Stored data
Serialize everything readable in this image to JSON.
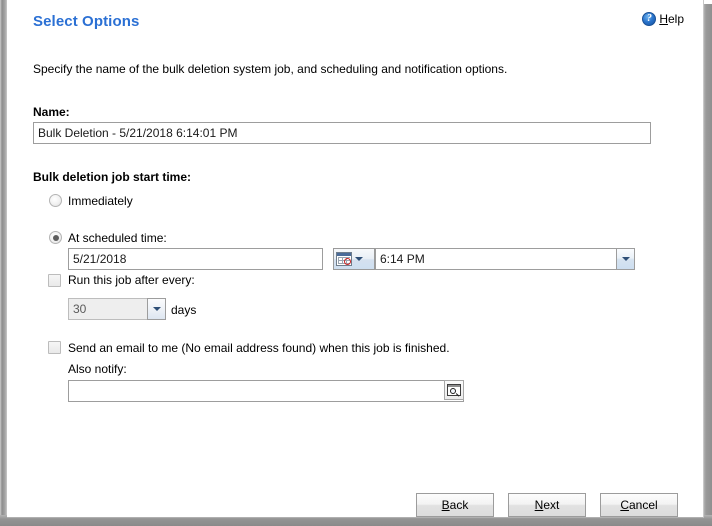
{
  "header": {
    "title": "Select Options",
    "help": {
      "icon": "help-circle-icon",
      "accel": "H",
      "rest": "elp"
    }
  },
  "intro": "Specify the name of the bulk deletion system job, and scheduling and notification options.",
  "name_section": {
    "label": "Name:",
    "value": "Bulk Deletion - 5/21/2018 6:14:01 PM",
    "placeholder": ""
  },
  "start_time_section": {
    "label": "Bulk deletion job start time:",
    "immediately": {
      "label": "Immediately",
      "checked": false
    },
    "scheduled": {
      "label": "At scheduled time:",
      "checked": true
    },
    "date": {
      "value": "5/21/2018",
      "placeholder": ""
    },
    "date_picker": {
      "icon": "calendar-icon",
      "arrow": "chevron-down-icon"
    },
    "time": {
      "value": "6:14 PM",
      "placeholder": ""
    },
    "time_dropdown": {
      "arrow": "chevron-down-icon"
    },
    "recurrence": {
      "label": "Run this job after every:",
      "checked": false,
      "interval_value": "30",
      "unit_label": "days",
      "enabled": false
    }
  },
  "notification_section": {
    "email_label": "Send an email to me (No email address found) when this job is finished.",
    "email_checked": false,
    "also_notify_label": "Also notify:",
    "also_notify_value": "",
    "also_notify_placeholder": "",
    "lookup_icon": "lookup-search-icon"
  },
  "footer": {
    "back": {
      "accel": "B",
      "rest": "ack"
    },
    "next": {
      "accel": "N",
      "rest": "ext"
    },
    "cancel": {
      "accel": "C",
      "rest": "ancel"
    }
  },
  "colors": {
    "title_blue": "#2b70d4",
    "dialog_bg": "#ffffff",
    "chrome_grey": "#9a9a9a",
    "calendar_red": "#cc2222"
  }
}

> _AIM OF THE TASK_: Transcribe the records above verbatim. Do not carry over any picture.

> _TASK ANSWER_:
Serialize everything readable in this image to JSON.
{
  "header": {
    "title": "Select Options",
    "help": {
      "icon": "help-circle-icon",
      "accel": "H",
      "rest": "elp"
    }
  },
  "intro": "Specify the name of the bulk deletion system job, and scheduling and notification options.",
  "name_section": {
    "label": "Name:",
    "value": "Bulk Deletion - 5/21/2018 6:14:01 PM",
    "placeholder": ""
  },
  "start_time_section": {
    "label": "Bulk deletion job start time:",
    "immediately": {
      "label": "Immediately",
      "checked": false
    },
    "scheduled": {
      "label": "At scheduled time:",
      "checked": true
    },
    "date": {
      "value": "5/21/2018",
      "placeholder": ""
    },
    "date_picker": {
      "icon": "calendar-icon",
      "arrow": "chevron-down-icon"
    },
    "time": {
      "value": "6:14 PM",
      "placeholder": ""
    },
    "time_dropdown": {
      "arrow": "chevron-down-icon"
    },
    "recurrence": {
      "label": "Run this job after every:",
      "checked": false,
      "interval_value": "30",
      "unit_label": "days",
      "enabled": false
    }
  },
  "notification_section": {
    "email_label": "Send an email to me (No email address found) when this job is finished.",
    "email_checked": false,
    "also_notify_label": "Also notify:",
    "also_notify_value": "",
    "also_notify_placeholder": "",
    "lookup_icon": "lookup-search-icon"
  },
  "footer": {
    "back": {
      "accel": "B",
      "rest": "ack"
    },
    "next": {
      "accel": "N",
      "rest": "ext"
    },
    "cancel": {
      "accel": "C",
      "rest": "ancel"
    }
  },
  "colors": {
    "title_blue": "#2b70d4",
    "dialog_bg": "#ffffff",
    "chrome_grey": "#9a9a9a",
    "calendar_red": "#cc2222"
  }
}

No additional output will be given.